Start Available records
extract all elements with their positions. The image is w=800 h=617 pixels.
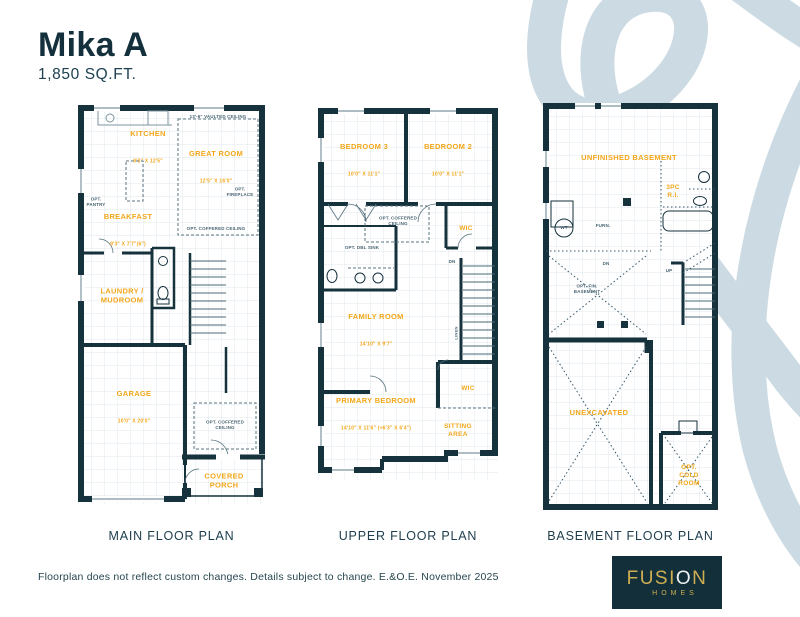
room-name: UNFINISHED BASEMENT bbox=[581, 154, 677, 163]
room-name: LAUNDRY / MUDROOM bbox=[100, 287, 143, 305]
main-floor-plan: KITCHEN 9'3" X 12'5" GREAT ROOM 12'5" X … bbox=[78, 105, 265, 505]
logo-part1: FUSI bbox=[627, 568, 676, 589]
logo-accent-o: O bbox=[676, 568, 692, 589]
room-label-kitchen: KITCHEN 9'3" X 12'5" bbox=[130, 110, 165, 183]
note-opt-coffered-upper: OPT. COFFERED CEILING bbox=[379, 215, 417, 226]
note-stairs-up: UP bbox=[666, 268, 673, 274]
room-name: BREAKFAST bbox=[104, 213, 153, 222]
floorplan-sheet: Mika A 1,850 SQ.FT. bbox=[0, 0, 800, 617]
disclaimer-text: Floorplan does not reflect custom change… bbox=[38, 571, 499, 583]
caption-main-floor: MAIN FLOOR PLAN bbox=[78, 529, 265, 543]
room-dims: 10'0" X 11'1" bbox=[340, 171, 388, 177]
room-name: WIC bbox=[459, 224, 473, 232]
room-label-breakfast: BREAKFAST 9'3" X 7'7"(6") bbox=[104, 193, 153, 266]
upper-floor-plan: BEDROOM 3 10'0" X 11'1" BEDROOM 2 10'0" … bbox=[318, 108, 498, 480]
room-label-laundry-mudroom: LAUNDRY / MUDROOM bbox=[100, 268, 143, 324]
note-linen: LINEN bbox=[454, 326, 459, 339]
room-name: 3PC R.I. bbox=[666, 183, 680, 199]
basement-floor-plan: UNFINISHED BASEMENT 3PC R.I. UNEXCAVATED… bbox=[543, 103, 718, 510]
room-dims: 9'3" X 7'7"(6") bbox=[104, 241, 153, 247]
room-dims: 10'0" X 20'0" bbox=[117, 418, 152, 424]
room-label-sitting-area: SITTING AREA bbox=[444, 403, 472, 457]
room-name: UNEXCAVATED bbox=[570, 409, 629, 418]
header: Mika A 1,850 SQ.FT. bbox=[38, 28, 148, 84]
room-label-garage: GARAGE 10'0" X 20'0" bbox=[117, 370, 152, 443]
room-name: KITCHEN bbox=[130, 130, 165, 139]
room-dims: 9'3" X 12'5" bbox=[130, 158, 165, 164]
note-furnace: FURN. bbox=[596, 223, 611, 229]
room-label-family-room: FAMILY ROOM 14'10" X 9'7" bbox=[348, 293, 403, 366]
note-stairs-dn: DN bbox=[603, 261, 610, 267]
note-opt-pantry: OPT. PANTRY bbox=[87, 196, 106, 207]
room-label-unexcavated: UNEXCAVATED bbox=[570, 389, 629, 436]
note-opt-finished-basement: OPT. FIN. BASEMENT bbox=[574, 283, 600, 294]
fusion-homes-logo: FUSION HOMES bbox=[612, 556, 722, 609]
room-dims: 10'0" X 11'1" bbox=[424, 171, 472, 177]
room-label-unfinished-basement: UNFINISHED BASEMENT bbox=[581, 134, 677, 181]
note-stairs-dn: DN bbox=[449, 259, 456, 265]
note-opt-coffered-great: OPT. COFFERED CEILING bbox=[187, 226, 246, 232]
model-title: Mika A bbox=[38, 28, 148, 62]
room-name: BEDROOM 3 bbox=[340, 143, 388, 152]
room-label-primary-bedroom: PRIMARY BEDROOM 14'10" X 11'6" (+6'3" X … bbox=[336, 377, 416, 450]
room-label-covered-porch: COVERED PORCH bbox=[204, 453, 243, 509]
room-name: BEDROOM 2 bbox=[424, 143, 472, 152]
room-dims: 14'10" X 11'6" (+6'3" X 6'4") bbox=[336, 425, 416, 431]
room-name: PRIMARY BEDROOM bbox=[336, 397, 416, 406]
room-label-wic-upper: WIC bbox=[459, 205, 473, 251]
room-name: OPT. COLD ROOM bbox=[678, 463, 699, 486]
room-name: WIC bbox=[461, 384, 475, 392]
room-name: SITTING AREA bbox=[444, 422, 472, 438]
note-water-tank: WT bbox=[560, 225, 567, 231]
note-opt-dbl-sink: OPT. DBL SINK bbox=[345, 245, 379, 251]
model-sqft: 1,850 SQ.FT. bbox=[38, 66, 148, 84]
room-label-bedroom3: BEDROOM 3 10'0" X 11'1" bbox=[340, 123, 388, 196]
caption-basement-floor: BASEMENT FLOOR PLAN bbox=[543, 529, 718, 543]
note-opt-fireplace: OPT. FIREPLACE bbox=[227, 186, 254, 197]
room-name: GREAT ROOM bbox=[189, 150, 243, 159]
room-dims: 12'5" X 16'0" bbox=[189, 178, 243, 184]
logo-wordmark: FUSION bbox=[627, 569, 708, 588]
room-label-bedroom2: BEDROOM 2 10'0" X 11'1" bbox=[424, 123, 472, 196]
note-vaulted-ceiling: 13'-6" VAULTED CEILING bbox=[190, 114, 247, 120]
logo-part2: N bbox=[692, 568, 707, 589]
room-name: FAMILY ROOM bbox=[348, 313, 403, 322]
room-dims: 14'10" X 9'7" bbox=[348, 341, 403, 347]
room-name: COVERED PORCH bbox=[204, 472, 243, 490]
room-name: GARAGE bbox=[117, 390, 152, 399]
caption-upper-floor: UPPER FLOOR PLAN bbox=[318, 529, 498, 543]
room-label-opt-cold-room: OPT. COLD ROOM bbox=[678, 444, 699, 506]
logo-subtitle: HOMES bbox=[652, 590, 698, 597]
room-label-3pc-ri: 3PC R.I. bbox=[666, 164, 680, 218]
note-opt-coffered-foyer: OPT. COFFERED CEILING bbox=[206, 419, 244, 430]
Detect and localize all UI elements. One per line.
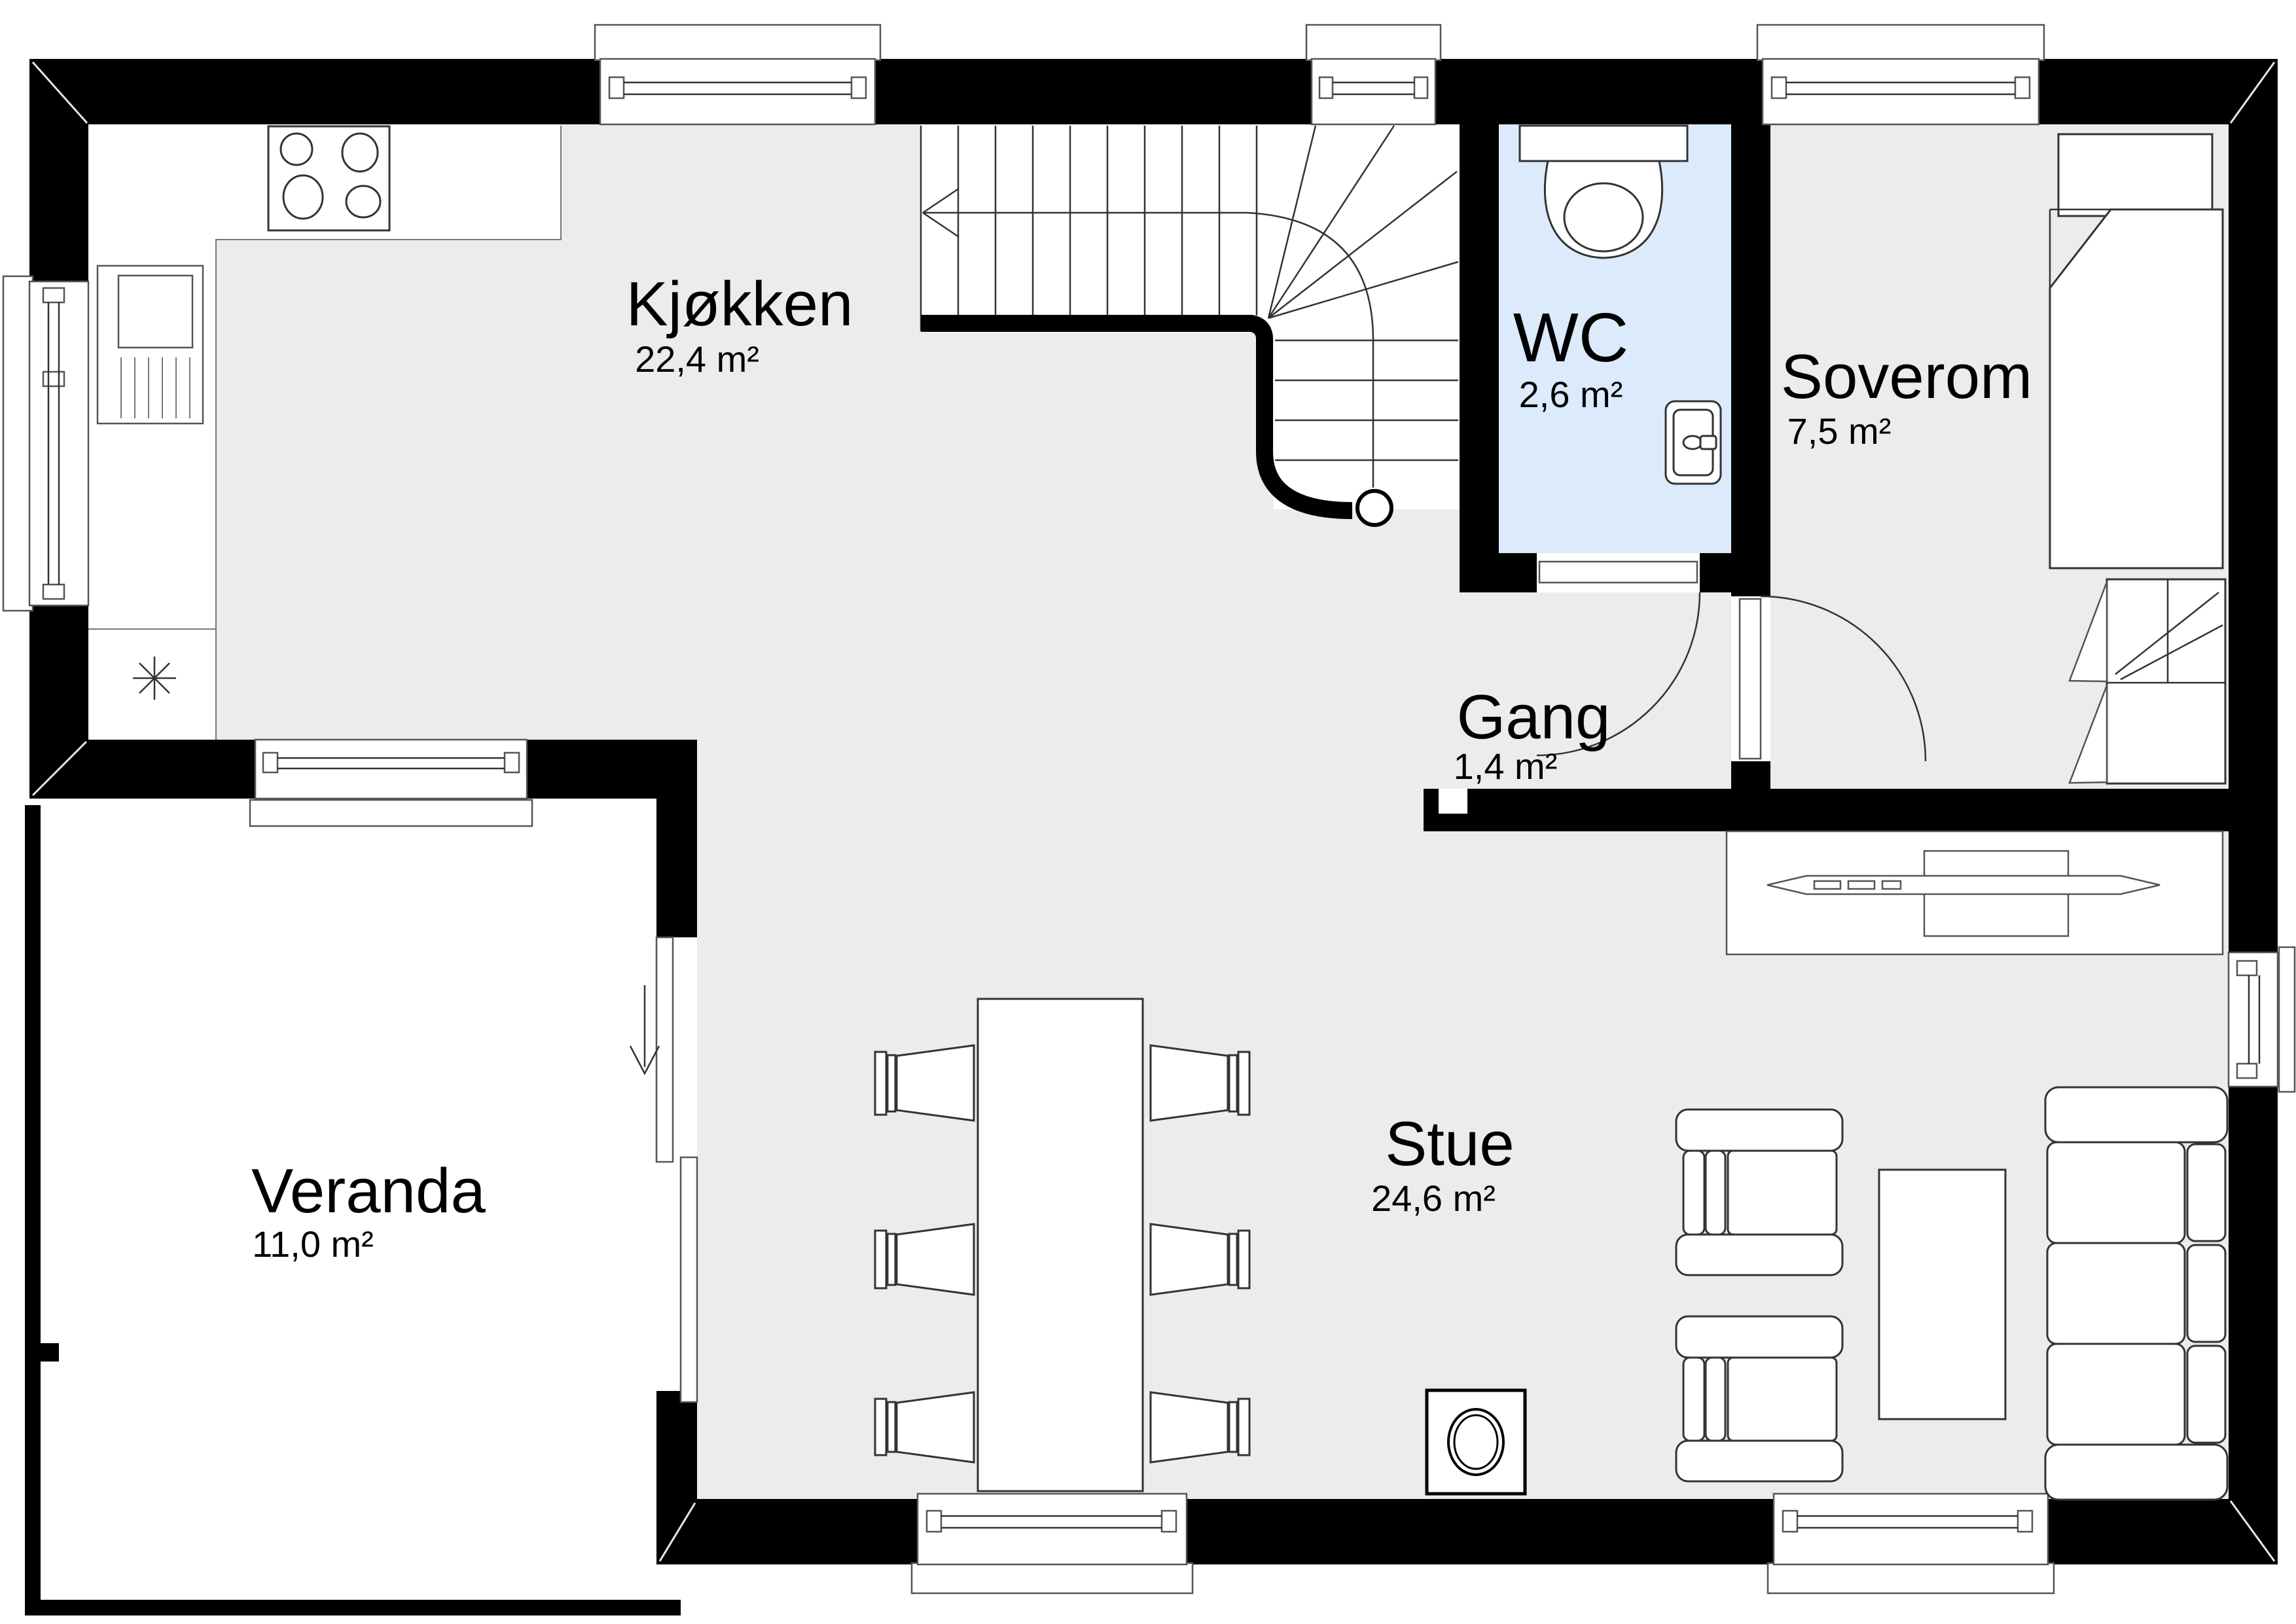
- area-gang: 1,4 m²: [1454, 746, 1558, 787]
End Available records
What the task requires: Please extract the stretch of lines in the items above, from the line containing "room-name: UNFINISHED BASEMENT" through the line containing "110, 165, 183]", and reproduce them without any change.

Final result:
room-name: UNFINISHED BASEMENT bbox=[581, 154, 677, 163]
room-name: LAUNDRY / MUDROOM bbox=[100, 287, 143, 305]
main-floor-plan: KITCHEN 9'3" X 12'5" GREAT ROOM 12'5" X … bbox=[78, 105, 265, 505]
logo-part1: FUSI bbox=[627, 568, 676, 589]
logo-accent-o: O bbox=[676, 568, 692, 589]
room-label-kitchen: KITCHEN 9'3" X 12'5" bbox=[130, 110, 165, 183]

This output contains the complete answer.